#### [BRIEF]
Return the lines where the word "ВРЕМЕНИ" occurs.

(Saved data entries)
+ + +

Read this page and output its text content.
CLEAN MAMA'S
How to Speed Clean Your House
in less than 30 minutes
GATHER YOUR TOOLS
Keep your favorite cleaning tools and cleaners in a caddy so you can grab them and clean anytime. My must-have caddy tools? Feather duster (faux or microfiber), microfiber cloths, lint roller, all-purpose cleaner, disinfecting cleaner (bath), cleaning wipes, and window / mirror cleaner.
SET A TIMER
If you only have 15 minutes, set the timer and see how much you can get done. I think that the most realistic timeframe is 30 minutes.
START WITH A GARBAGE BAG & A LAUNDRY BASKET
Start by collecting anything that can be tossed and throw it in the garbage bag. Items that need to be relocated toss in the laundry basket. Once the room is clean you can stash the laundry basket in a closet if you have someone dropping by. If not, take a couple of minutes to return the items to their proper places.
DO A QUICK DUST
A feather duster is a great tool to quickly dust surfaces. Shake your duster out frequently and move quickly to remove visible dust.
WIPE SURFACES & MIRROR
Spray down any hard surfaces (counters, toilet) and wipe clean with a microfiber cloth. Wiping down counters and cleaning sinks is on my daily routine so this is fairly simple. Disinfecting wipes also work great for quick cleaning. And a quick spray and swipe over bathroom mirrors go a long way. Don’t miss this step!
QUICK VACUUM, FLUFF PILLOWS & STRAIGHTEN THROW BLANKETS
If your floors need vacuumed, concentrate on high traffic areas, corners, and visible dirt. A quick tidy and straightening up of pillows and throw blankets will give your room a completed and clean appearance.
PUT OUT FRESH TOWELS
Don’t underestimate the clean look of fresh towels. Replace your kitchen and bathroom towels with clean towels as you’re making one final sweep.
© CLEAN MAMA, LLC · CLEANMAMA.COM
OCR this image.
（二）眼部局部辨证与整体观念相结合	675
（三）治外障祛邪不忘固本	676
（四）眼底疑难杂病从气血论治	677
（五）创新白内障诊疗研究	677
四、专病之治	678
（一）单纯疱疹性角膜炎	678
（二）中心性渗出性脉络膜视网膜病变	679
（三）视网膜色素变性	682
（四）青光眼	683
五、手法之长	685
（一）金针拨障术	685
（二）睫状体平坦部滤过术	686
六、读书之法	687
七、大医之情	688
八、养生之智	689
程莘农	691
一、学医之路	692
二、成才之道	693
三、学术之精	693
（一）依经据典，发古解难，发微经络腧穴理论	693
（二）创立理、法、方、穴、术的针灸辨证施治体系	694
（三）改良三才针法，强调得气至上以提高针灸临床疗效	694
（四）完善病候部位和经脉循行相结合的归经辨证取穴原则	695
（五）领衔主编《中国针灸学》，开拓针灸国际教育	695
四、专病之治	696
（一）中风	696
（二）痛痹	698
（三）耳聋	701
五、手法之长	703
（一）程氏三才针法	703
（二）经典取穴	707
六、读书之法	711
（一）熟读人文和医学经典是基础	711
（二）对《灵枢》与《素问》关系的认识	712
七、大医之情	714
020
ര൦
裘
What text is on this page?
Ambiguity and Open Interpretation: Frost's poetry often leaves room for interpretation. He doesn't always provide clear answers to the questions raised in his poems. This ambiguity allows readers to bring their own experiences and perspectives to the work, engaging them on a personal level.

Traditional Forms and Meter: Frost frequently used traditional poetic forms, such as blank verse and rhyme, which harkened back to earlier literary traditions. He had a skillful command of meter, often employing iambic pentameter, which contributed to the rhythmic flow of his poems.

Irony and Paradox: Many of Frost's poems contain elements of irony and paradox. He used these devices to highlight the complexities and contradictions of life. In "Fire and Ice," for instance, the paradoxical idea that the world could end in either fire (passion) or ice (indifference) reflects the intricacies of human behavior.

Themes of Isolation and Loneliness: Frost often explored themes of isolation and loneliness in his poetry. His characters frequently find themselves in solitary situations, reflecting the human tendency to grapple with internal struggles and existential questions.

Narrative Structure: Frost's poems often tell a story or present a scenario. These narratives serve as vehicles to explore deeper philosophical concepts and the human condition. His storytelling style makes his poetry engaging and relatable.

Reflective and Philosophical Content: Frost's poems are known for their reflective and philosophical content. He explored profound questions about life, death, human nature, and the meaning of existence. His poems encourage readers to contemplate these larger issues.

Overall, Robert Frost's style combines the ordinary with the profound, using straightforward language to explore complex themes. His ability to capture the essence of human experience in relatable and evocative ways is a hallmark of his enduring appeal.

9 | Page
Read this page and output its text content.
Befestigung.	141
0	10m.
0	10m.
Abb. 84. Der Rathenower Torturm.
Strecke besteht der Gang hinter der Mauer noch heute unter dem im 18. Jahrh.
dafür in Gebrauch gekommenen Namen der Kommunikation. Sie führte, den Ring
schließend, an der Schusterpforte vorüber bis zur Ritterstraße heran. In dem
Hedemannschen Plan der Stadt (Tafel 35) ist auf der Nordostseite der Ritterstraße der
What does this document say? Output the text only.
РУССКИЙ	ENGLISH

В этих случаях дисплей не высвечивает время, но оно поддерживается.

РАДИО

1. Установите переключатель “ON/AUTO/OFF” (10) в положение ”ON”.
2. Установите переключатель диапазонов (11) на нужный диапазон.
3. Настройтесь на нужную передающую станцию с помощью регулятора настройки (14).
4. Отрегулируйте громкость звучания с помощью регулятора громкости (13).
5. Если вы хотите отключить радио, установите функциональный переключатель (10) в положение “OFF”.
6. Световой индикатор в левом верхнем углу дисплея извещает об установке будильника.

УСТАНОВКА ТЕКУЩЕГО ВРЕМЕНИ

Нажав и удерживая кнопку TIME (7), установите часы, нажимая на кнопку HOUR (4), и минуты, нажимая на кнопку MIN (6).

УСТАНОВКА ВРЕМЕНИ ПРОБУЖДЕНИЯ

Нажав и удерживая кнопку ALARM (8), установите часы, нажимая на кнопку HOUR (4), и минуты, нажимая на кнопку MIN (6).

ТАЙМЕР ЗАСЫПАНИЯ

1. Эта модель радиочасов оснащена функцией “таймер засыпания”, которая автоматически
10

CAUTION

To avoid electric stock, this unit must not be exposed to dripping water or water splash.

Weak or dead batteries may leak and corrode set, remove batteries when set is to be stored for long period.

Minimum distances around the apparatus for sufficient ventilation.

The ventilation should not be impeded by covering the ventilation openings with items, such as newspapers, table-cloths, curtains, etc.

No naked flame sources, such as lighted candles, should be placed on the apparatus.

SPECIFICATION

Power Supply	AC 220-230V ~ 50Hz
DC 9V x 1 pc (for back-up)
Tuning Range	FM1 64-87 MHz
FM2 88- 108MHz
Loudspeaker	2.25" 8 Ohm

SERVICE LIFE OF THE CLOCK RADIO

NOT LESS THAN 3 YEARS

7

+ + +

#### [OUTPUT OF THE TASK]
УСТАНОВКА ТЕКУЩЕГО ВРЕМЕНИ
УСТАНОВКА ВРЕМЕНИ ПРОБУЖДЕНИЯ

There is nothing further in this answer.